(Information provided):
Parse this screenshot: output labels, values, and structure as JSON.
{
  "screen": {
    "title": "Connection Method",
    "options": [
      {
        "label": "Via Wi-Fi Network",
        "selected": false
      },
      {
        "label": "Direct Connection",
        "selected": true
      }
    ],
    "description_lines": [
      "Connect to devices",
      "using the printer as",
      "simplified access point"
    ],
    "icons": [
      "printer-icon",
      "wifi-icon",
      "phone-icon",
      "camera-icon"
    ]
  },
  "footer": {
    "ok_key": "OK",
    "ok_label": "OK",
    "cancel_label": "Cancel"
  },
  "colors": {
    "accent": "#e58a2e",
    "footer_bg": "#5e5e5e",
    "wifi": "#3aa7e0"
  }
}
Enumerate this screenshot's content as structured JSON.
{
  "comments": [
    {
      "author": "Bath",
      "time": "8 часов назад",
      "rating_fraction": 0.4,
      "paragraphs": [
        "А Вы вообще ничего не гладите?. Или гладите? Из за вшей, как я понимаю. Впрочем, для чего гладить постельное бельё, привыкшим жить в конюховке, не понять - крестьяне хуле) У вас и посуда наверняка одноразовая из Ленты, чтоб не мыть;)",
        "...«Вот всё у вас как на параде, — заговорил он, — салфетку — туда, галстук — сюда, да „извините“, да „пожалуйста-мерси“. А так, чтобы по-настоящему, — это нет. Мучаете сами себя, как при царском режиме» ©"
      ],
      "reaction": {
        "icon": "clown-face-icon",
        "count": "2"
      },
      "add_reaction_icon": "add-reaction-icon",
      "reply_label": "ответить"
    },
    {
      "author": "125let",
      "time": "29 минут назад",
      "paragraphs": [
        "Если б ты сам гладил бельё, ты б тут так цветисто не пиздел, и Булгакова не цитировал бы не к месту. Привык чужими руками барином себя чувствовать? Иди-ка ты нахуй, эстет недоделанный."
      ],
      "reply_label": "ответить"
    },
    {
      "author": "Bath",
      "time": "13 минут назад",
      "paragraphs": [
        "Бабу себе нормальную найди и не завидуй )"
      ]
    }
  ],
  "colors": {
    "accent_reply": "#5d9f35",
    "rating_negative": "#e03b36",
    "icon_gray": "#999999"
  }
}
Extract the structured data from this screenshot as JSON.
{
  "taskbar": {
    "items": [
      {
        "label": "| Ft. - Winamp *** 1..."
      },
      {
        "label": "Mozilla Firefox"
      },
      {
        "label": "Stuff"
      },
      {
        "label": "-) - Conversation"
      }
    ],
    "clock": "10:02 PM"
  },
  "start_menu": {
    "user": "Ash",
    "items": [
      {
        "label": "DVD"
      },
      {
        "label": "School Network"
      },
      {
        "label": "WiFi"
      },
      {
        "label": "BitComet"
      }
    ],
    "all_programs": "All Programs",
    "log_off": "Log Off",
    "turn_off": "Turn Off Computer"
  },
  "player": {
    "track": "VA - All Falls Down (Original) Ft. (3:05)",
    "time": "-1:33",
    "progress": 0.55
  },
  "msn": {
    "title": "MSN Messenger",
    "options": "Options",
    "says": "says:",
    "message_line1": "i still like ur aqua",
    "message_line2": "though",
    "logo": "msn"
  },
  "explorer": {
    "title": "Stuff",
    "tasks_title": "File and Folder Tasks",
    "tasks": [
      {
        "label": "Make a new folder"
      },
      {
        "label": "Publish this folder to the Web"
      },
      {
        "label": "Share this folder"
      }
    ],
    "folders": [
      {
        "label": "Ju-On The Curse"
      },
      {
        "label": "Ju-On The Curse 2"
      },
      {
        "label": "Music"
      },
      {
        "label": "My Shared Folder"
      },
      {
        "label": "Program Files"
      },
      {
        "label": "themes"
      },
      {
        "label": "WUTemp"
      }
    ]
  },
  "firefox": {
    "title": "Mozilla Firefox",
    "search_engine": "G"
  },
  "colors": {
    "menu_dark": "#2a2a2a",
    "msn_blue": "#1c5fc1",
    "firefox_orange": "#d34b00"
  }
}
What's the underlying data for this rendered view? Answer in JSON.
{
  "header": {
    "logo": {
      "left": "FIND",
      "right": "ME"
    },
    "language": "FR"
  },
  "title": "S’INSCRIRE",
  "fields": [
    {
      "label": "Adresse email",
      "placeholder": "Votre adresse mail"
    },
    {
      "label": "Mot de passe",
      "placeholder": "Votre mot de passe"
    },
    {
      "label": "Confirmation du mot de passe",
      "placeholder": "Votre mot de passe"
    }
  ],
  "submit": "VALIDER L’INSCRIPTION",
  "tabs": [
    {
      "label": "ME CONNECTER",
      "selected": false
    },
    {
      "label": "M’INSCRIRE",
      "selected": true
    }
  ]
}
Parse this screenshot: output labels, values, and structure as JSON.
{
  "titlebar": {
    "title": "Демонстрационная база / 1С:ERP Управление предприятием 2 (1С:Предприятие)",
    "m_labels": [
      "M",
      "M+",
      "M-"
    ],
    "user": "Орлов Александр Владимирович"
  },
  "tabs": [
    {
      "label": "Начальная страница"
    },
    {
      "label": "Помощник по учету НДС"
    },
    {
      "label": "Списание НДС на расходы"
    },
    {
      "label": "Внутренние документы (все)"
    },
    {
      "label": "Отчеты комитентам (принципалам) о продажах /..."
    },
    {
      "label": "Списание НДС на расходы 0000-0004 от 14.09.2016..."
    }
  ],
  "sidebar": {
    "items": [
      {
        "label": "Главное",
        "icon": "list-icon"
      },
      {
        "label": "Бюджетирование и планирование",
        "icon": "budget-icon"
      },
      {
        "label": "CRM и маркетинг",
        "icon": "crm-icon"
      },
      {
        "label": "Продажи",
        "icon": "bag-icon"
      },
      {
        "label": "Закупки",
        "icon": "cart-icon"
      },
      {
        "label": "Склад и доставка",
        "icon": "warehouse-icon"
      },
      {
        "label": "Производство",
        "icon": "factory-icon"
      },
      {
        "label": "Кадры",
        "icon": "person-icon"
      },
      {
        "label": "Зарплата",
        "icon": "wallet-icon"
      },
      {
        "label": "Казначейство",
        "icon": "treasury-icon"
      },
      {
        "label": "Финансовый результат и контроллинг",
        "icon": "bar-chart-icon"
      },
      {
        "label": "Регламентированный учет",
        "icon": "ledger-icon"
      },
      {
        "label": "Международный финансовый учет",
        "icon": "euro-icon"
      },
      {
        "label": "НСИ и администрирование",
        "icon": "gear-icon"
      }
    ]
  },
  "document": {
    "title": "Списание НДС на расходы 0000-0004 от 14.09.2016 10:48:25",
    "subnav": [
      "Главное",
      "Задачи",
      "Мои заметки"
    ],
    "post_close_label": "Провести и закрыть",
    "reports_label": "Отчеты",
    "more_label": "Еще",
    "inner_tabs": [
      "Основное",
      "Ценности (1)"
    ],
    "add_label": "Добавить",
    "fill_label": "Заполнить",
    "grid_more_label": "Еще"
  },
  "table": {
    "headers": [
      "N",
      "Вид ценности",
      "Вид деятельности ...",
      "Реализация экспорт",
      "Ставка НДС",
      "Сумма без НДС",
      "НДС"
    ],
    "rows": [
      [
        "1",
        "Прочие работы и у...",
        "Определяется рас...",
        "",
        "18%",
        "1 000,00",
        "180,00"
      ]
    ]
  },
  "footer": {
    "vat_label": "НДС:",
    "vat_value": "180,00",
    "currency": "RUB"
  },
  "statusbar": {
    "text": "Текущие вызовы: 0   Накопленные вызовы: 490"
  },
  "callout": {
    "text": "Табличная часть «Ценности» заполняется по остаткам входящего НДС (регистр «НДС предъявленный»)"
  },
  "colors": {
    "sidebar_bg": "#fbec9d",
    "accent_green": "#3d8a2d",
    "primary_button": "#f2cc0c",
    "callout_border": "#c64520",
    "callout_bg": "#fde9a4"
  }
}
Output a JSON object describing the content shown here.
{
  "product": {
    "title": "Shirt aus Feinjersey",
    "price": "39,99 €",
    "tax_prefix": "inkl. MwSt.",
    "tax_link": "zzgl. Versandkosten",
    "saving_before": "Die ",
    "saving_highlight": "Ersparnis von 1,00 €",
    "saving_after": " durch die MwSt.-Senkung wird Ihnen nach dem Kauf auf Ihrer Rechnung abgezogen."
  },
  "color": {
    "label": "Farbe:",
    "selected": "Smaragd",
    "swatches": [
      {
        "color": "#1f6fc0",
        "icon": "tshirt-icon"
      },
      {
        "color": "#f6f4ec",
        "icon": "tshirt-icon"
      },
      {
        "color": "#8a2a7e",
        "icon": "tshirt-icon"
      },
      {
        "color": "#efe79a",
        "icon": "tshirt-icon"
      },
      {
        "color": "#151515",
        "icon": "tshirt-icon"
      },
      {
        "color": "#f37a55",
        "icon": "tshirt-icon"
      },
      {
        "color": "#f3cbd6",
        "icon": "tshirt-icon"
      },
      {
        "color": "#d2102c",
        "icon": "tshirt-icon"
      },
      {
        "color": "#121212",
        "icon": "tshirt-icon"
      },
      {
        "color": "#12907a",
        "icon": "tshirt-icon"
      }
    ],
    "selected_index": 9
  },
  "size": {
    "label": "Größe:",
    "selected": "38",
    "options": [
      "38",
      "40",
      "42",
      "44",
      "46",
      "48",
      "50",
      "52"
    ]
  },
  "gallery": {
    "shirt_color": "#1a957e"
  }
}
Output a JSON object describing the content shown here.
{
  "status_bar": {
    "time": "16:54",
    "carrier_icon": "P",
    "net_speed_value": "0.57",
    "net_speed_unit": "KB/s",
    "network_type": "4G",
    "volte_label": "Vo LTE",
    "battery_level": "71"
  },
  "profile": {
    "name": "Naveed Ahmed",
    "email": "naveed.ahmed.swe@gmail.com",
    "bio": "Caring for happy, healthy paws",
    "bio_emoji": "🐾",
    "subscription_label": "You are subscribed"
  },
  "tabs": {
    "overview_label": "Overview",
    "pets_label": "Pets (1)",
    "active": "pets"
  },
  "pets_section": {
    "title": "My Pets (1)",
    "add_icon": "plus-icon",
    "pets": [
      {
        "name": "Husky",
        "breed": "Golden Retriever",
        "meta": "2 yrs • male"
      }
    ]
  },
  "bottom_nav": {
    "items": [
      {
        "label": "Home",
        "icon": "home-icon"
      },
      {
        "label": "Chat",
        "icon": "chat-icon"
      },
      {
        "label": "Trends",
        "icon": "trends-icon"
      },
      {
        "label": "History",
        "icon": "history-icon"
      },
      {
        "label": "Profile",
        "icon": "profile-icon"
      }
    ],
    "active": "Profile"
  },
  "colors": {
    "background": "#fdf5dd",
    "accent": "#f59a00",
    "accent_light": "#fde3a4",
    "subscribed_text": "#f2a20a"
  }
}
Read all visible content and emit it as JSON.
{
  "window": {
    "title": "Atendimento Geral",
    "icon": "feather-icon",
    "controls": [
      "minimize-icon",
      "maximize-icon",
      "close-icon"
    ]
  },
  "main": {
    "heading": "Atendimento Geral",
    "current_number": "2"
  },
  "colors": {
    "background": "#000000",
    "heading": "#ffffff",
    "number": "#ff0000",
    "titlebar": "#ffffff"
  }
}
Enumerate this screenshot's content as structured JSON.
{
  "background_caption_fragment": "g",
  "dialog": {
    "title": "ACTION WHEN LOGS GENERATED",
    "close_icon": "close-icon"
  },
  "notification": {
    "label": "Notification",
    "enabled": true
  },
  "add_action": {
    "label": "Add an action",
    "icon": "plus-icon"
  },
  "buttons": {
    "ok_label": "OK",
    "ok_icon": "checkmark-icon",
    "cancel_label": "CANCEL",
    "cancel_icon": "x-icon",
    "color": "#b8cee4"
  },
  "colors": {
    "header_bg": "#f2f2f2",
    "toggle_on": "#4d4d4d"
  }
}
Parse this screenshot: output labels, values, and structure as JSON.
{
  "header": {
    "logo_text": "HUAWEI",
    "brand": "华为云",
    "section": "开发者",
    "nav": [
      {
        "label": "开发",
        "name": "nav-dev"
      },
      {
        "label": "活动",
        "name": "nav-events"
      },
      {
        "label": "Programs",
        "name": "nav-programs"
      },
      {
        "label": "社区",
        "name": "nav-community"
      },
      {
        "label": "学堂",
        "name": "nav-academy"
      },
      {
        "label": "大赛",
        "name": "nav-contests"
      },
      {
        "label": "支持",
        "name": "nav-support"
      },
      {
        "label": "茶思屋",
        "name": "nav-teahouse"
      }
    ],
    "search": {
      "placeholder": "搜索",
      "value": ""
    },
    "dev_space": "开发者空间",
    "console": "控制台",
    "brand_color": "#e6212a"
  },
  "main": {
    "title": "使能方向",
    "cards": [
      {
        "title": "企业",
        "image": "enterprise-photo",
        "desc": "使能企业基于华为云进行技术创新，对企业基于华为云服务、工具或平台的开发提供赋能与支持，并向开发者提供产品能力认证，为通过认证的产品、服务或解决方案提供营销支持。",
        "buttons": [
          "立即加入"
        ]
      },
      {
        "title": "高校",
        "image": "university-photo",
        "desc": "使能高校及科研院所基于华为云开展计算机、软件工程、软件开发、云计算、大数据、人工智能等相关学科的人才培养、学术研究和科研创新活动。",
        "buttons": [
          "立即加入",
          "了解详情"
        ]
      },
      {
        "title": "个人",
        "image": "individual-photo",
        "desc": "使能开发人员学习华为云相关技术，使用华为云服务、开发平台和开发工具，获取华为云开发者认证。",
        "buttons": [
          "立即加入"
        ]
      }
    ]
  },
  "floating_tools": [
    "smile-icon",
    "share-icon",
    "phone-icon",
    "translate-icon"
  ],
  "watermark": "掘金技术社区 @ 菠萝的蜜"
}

(Task prompt):
Find the string "time" in the listing and return every line that holds it.

(Written solution):
      "time": "8 часов назад",
      "time": "29 минут назад",
      "time": "13 минут назад",
    "time": "-1:33",
    "time": "16:54",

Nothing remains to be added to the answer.